● **GIVEN INSTRUCTION**: Identify every line in the data that contains the word "label", and copy each of those lines in full.

Annotated element listings:
+--

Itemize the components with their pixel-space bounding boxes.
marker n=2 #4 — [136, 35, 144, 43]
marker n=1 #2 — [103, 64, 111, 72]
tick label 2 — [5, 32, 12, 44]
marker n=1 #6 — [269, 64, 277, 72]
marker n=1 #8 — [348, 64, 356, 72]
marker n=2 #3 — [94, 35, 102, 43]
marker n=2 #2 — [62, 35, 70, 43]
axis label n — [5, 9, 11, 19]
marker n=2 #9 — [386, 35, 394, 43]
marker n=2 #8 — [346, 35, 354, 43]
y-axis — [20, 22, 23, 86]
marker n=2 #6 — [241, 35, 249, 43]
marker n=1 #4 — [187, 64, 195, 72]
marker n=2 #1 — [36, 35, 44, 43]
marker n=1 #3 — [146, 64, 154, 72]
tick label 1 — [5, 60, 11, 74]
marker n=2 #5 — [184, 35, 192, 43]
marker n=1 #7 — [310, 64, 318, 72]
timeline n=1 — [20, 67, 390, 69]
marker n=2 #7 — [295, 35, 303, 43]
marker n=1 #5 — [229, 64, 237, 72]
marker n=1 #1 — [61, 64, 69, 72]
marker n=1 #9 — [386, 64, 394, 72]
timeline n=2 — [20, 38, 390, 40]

+--

● **THE COMPLETED TASK**:
tick label 2 — [5, 32, 12, 44]
axis label n — [5, 9, 11, 19]
tick label 1 — [5, 60, 11, 74]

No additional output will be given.